• [WHAT YOU HAVE TO DO] The entries below need to be written out exactly, with no pictures included.
****
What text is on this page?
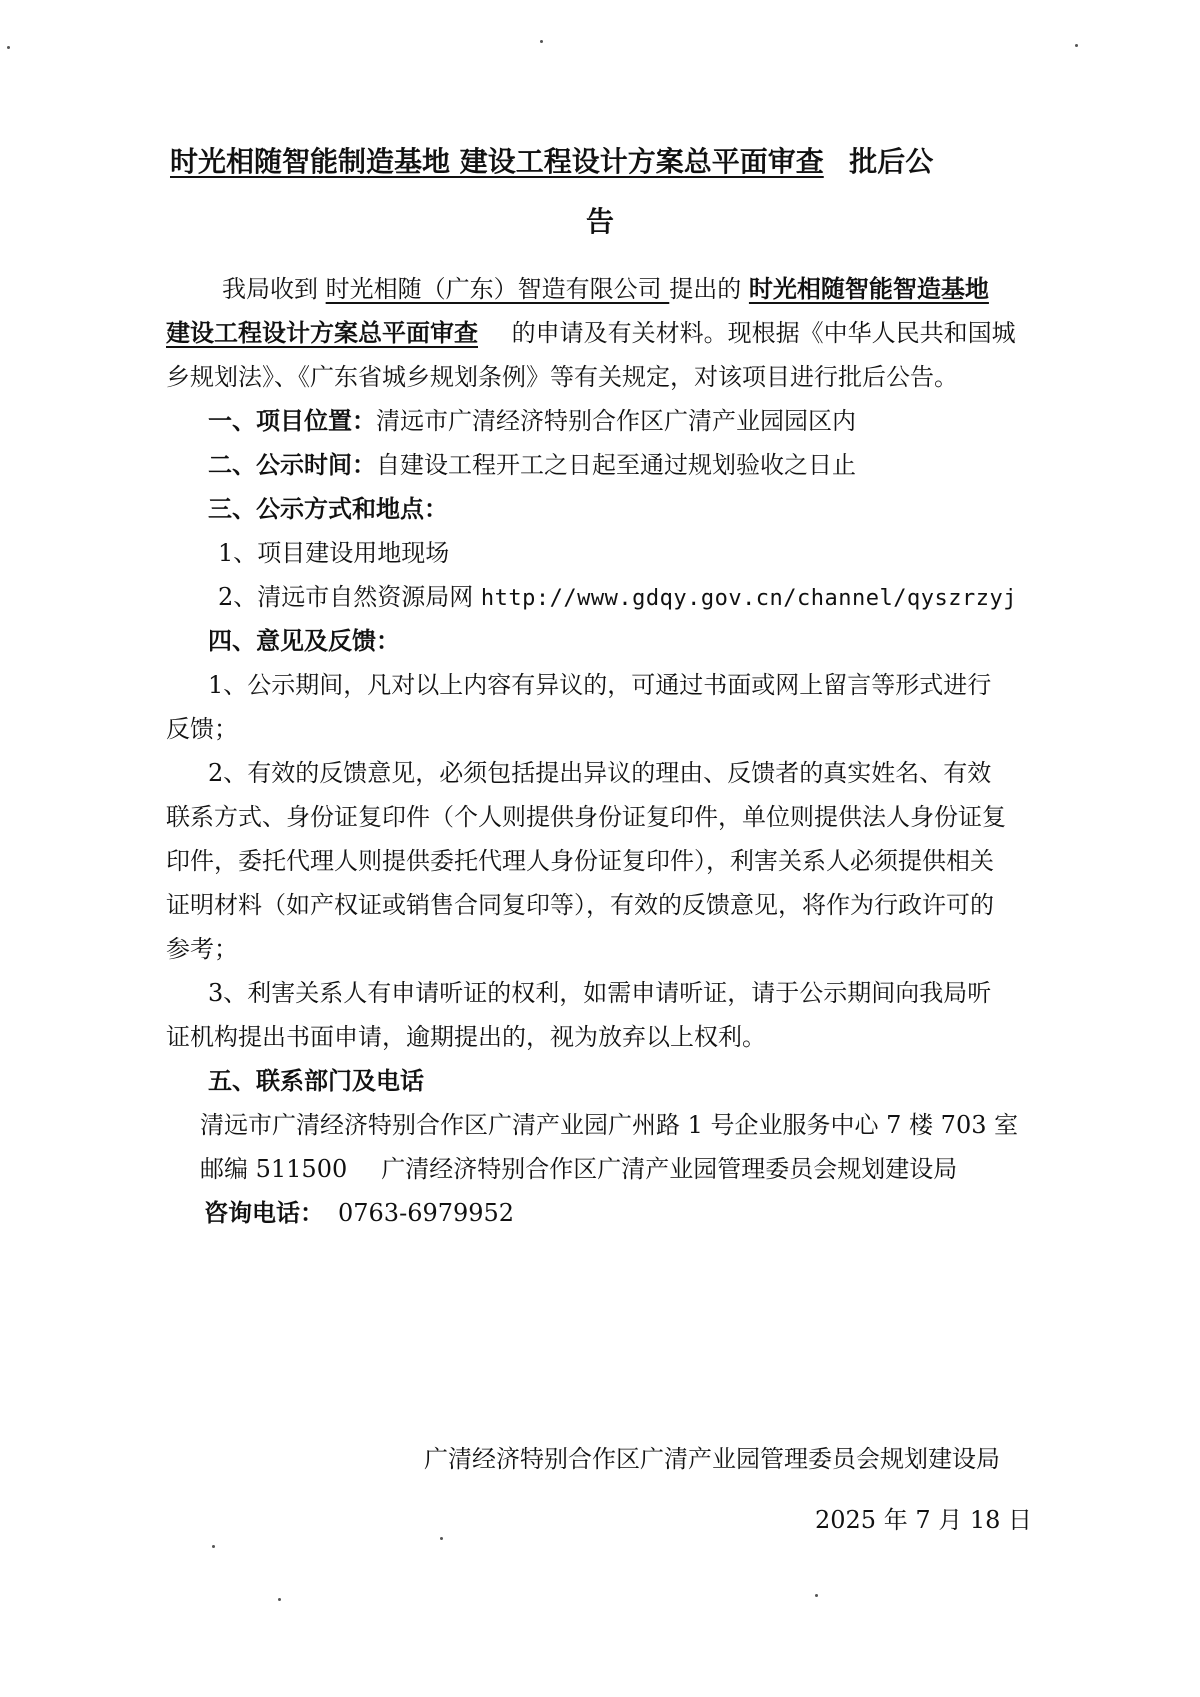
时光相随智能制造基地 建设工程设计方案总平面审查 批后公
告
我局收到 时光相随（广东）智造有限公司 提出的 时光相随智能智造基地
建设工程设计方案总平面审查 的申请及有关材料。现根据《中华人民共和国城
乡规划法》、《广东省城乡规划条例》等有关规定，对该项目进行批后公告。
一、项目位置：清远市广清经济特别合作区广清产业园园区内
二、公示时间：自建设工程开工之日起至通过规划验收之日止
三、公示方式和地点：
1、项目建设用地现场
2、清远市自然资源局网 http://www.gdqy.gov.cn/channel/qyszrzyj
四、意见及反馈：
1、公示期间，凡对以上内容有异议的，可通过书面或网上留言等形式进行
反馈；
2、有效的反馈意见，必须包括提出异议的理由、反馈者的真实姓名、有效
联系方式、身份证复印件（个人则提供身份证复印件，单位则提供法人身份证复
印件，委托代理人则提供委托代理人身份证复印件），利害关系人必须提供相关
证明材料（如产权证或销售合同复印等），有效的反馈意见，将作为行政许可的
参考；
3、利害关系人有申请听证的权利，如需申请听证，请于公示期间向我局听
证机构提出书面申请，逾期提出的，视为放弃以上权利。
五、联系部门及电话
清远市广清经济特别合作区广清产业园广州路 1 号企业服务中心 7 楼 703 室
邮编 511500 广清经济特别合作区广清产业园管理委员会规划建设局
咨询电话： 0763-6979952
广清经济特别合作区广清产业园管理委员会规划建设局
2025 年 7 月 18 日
****
• [OUTPUT BELOW]
What text is on this page?
时光相随智能制造基地 建设工程设计方案总平面审查 批后公
告
我局收到 时光相随（广东）智造有限公司 提出的 时光相随智能智造基地
建设工程设计方案总平面审查 的申请及有关材料。现根据《中华人民共和国城
乡规划法》、《广东省城乡规划条例》等有关规定，对该项目进行批后公告。
一、项目位置：清远市广清经济特别合作区广清产业园园区内
二、公示时间：自建设工程开工之日起至通过规划验收之日止
三、公示方式和地点：
1、项目建设用地现场
2、清远市自然资源局网 http://www.gdqy.gov.cn/channel/qyszrzyj
四、意见及反馈：
1、公示期间，凡对以上内容有异议的，可通过书面或网上留言等形式进行
反馈；
2、有效的反馈意见，必须包括提出异议的理由、反馈者的真实姓名、有效
联系方式、身份证复印件（个人则提供身份证复印件，单位则提供法人身份证复
印件，委托代理人则提供委托代理人身份证复印件），利害关系人必须提供相关
证明材料（如产权证或销售合同复印等），有效的反馈意见，将作为行政许可的
参考；
3、利害关系人有申请听证的权利，如需申请听证，请于公示期间向我局听
证机构提出书面申请，逾期提出的，视为放弃以上权利。
五、联系部门及电话
清远市广清经济特别合作区广清产业园广州路 1 号企业服务中心 7 楼 703 室
邮编 511500 广清经济特别合作区广清产业园管理委员会规划建设局
咨询电话： 0763-6979952
广清经济特别合作区广清产业园管理委员会规划建设局
2025 年 7 月 18 日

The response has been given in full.